• Objective: List all lines of the data containing the word "MACD".

• Extracted information:
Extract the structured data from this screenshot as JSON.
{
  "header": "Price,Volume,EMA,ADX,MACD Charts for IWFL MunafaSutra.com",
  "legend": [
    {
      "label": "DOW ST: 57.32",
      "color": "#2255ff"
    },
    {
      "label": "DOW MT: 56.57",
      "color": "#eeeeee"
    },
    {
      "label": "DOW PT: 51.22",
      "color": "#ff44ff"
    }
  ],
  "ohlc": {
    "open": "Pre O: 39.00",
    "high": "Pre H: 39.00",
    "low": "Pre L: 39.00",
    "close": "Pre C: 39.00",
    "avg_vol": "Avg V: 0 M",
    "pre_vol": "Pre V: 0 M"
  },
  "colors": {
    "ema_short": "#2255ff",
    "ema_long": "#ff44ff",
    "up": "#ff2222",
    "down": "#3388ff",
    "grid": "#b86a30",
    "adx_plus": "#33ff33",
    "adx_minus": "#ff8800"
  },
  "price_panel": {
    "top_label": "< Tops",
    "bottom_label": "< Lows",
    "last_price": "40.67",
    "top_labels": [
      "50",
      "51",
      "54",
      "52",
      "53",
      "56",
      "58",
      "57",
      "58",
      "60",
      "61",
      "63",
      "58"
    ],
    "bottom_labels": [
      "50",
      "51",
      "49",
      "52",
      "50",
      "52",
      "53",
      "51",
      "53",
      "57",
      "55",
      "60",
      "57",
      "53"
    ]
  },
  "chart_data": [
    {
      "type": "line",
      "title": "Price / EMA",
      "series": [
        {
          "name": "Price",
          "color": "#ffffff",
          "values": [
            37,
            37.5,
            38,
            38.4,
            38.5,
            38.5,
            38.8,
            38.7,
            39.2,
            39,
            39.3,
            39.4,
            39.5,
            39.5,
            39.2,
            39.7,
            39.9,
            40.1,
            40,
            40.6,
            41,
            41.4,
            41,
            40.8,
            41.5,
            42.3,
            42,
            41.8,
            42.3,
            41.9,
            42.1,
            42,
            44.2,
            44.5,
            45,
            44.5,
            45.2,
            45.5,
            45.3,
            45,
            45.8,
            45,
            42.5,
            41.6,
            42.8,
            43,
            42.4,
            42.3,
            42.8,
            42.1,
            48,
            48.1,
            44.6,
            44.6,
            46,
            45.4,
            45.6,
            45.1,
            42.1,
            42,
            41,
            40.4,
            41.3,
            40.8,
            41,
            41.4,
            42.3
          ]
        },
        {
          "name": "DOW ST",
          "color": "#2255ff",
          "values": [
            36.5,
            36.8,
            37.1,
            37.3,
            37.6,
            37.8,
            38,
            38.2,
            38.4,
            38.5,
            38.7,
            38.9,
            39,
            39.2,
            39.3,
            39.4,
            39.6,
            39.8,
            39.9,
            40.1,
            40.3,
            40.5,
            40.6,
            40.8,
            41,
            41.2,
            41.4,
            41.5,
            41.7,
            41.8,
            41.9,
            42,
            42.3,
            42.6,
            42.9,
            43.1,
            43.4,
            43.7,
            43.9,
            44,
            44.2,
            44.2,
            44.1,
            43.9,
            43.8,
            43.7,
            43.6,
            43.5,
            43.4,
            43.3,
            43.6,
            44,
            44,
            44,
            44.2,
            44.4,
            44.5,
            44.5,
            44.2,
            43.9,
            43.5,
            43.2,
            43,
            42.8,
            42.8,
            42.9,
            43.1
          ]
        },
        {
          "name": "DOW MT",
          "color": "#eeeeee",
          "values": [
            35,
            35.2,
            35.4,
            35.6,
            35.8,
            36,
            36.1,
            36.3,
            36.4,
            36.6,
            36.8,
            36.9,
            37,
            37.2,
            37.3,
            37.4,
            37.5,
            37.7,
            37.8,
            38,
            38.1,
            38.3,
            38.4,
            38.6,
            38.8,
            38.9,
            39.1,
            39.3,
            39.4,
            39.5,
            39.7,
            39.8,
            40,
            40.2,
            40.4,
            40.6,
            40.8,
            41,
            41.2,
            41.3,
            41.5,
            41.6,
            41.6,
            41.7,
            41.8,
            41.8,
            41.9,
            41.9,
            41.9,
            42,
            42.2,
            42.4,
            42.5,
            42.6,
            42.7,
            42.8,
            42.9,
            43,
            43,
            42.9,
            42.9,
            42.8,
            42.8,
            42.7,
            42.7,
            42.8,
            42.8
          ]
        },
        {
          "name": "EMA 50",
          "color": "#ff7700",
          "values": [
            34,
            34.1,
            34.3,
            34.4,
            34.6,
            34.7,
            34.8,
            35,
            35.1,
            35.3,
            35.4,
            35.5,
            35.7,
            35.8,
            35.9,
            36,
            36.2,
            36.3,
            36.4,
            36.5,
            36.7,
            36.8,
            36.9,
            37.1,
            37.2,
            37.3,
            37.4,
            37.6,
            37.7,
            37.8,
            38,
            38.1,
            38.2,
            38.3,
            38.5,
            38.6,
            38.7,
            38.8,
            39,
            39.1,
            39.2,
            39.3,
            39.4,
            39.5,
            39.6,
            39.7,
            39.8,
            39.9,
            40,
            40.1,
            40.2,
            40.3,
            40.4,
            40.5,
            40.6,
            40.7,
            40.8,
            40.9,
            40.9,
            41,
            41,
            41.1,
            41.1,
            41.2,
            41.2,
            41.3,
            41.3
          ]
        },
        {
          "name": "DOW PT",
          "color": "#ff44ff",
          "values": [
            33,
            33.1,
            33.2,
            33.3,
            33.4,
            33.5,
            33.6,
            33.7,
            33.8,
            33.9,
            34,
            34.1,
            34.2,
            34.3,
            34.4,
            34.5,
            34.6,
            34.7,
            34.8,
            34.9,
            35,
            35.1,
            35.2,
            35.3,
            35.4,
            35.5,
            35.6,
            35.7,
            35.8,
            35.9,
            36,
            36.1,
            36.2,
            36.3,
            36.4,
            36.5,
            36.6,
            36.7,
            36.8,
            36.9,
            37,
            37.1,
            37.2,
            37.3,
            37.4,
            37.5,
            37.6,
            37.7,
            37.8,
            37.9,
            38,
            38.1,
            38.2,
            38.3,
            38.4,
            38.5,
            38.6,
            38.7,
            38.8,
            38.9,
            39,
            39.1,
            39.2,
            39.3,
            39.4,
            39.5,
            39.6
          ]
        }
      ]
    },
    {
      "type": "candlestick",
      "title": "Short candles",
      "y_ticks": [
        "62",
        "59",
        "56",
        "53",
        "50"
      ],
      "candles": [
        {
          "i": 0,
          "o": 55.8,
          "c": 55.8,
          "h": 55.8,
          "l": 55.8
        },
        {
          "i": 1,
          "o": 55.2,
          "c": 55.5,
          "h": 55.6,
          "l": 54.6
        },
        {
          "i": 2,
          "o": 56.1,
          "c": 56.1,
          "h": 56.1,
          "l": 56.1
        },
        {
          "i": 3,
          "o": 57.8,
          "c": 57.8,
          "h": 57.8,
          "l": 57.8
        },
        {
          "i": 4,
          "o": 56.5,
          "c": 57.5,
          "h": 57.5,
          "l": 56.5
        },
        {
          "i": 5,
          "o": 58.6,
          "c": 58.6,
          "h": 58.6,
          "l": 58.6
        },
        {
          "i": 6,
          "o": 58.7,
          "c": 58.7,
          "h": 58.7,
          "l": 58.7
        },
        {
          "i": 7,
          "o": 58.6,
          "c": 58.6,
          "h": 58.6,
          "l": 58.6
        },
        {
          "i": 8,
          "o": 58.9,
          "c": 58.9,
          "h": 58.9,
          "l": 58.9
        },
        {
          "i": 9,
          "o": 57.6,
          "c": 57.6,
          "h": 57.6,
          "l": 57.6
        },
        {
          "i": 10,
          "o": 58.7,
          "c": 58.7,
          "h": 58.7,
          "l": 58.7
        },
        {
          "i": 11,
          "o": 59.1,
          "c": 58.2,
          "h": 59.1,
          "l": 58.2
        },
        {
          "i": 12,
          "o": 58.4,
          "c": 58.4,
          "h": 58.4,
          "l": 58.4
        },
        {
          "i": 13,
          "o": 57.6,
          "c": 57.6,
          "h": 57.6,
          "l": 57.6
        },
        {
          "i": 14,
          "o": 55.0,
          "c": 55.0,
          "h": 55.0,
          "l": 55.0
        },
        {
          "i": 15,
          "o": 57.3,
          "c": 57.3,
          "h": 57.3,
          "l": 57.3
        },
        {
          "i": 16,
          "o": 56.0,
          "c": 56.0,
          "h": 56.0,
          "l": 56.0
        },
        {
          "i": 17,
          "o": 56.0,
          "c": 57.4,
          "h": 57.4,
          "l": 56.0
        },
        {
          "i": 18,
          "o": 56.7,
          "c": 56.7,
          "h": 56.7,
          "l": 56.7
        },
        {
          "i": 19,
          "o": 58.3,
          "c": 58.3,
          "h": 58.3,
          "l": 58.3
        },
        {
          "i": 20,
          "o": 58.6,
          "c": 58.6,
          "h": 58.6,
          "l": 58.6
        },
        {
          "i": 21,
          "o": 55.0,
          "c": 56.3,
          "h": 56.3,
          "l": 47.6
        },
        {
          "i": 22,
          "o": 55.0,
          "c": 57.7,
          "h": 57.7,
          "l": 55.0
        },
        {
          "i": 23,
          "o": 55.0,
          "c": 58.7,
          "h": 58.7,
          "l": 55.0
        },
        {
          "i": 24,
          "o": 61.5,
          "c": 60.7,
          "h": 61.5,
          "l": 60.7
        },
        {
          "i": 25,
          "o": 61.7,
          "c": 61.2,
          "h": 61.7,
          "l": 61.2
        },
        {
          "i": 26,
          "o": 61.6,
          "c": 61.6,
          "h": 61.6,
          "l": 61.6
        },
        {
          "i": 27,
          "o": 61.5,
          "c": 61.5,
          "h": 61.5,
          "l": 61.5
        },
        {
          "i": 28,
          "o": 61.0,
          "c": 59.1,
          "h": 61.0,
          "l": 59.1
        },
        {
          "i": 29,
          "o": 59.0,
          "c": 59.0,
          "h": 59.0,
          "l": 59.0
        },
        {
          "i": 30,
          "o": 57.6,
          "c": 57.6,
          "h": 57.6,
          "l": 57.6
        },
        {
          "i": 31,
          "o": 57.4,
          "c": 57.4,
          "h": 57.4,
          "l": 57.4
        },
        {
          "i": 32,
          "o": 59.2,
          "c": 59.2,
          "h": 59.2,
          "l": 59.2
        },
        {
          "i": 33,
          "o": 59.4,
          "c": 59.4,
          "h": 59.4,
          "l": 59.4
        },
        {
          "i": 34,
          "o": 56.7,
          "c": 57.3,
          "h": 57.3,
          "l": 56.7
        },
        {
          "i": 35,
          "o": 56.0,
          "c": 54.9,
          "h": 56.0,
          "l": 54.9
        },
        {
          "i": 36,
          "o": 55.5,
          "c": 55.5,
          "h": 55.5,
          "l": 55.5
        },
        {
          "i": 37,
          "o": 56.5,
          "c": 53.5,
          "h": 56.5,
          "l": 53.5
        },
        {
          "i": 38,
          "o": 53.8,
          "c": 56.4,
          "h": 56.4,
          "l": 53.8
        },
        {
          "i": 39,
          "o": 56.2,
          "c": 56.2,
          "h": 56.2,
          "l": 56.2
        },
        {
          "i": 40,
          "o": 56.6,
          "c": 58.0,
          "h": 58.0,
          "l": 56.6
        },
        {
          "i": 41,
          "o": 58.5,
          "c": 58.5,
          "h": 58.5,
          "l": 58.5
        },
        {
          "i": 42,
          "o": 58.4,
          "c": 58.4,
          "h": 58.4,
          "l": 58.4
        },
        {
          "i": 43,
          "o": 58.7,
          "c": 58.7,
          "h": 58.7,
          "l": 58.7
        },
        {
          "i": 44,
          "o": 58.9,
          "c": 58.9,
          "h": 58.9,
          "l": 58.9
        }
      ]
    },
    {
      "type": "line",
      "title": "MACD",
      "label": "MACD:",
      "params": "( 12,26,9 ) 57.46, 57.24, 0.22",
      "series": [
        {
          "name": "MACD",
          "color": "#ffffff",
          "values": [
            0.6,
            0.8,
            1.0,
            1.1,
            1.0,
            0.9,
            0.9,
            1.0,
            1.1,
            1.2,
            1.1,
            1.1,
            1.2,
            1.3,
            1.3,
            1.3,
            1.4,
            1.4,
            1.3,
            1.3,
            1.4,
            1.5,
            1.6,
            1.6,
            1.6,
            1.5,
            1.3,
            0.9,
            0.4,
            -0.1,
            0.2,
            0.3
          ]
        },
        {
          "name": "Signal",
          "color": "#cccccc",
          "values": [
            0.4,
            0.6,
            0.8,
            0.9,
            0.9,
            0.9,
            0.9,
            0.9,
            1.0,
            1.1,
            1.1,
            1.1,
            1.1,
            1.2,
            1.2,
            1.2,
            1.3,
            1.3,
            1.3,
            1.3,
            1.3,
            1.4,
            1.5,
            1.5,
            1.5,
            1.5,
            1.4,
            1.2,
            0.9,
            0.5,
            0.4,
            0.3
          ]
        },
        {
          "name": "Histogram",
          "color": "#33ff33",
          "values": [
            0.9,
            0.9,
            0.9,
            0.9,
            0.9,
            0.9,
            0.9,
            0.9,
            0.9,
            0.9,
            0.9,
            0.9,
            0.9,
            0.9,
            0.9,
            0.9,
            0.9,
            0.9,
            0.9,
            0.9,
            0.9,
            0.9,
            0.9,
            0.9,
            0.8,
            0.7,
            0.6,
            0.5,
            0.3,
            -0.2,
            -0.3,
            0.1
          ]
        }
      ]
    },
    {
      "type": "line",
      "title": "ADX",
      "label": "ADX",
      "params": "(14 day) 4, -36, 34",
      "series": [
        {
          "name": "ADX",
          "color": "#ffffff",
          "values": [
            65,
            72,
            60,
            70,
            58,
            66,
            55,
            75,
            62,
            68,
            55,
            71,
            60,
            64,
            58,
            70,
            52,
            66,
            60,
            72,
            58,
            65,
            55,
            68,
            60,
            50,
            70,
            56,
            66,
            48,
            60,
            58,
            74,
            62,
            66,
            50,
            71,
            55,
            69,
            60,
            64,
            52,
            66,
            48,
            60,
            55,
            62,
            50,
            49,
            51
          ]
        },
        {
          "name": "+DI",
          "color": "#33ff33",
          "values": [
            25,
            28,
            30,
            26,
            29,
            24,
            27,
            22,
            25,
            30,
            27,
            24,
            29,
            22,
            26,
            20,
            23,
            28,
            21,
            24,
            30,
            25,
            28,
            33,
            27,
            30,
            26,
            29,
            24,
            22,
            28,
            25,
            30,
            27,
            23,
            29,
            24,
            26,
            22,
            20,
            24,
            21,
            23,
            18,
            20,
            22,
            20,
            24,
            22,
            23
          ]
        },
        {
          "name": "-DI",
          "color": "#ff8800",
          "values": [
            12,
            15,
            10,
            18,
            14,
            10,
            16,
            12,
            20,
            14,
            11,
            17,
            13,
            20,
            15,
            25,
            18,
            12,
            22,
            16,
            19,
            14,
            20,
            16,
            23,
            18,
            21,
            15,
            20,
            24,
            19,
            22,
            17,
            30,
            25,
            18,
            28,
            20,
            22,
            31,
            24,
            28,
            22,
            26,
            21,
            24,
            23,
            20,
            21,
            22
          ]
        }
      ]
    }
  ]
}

• Task answer:
  "header": "Price,Volume,EMA,ADX,MACD Charts for IWFL MunafaSutra.com",
      "title": "MACD",
      "label": "MACD:",
          "name": "MACD",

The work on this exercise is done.